* [WHAT THIS TASK INVOLVES]:
Reproduce the records below in their entirety, character for character.

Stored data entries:
====

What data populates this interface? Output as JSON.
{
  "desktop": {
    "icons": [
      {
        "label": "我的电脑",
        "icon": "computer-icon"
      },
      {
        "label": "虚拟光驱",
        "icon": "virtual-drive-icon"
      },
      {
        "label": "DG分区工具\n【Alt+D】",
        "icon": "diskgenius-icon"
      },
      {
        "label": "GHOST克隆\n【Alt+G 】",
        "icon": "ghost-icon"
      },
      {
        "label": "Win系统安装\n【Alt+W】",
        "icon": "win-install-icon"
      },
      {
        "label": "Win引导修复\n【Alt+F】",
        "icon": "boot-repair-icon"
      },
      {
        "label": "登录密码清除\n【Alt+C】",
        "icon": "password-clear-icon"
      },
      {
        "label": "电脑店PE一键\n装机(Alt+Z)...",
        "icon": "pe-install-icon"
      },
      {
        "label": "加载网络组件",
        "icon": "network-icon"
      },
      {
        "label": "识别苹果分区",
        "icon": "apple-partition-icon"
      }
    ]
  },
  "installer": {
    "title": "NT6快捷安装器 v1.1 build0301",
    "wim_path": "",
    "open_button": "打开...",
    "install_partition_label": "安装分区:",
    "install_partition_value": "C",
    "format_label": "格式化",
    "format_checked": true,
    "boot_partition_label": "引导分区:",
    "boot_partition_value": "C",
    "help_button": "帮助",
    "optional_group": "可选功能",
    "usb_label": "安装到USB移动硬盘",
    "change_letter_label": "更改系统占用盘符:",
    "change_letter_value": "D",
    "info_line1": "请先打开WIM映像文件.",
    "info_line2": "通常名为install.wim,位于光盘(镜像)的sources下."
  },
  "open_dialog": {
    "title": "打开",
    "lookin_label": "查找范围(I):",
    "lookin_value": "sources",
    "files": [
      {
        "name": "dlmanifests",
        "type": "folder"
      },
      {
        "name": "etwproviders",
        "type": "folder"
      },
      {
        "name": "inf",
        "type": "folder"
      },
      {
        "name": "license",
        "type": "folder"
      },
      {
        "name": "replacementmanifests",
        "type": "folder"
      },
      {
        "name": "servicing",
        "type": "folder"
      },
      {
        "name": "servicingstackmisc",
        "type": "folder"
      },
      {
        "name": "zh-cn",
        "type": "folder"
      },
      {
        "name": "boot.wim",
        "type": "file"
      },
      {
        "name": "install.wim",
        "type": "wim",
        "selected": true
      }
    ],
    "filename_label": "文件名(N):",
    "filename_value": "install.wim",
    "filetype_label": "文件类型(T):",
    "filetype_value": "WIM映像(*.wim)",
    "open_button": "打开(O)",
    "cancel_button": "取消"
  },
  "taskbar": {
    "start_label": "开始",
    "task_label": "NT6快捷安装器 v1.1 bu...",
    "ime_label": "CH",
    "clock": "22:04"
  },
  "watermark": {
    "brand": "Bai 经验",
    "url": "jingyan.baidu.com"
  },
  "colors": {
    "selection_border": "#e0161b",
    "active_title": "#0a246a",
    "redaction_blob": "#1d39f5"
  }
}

====

* [SOLUTION]:
What data populates this interface? Output as JSON.
{
  "desktop": {
    "icons": [
      {
        "label": "我的电脑",
        "icon": "computer-icon"
      },
      {
        "label": "虚拟光驱",
        "icon": "virtual-drive-icon"
      },
      {
        "label": "DG分区工具\n【Alt+D】",
        "icon": "diskgenius-icon"
      },
      {
        "label": "GHOST克隆\n【Alt+G 】",
        "icon": "ghost-icon"
      },
      {
        "label": "Win系统安装\n【Alt+W】",
        "icon": "win-install-icon"
      },
      {
        "label": "Win引导修复\n【Alt+F】",
        "icon": "boot-repair-icon"
      },
      {
        "label": "登录密码清除\n【Alt+C】",
        "icon": "password-clear-icon"
      },
      {
        "label": "电脑店PE一键\n装机(Alt+Z)...",
        "icon": "pe-install-icon"
      },
      {
        "label": "加载网络组件",
        "icon": "network-icon"
      },
      {
        "label": "识别苹果分区",
        "icon": "apple-partition-icon"
      }
    ]
  },
  "installer": {
    "title": "NT6快捷安装器 v1.1 build0301",
    "wim_path": "",
    "open_button": "打开...",
    "install_partition_label": "安装分区:",
    "install_partition_value": "C",
    "format_label": "格式化",
    "format_checked": true,
    "boot_partition_label": "引导分区:",
    "boot_partition_value": "C",
    "help_button": "帮助",
    "optional_group": "可选功能",
    "usb_label": "安装到USB移动硬盘",
    "change_letter_label": "更改系统占用盘符:",
    "change_letter_value": "D",
    "info_line1": "请先打开WIM映像文件.",
    "info_line2": "通常名为install.wim,位于光盘(镜像)的sources下."
  },
  "open_dialog": {
    "title": "打开",
    "lookin_label": "查找范围(I):",
    "lookin_value": "sources",
    "files": [
      {
        "name": "dlmanifests",
        "type": "folder"
      },
      {
        "name": "etwproviders",
        "type": "folder"
      },
      {
        "name": "inf",
        "type": "folder"
      },
      {
        "name": "license",
        "type": "folder"
      },
      {
        "name": "replacementmanifests",
        "type": "folder"
      },
      {
        "name": "servicing",
        "type": "folder"
      },
      {
        "name": "servicingstackmisc",
        "type": "folder"
      },
      {
        "name": "zh-cn",
        "type": "folder"
      },
      {
        "name": "boot.wim",
        "type": "file"
      },
      {
        "name": "install.wim",
        "type": "wim",
        "selected": true
      }
    ],
    "filename_label": "文件名(N):",
    "filename_value": "install.wim",
    "filetype_label": "文件类型(T):",
    "filetype_value": "WIM映像(*.wim)",
    "open_button": "打开(O)",
    "cancel_button": "取消"
  },
  "taskbar": {
    "start_label": "开始",
    "task_label": "NT6快捷安装器 v1.1 bu...",
    "ime_label": "CH",
    "clock": "22:04"
  },
  "watermark": {
    "brand": "Bai 经验",
    "url": "jingyan.baidu.com"
  },
  "colors": {
    "selection_border": "#e0161b",
    "active_title": "#0a246a",
    "redaction_blob": "#1d39f5"
  }
}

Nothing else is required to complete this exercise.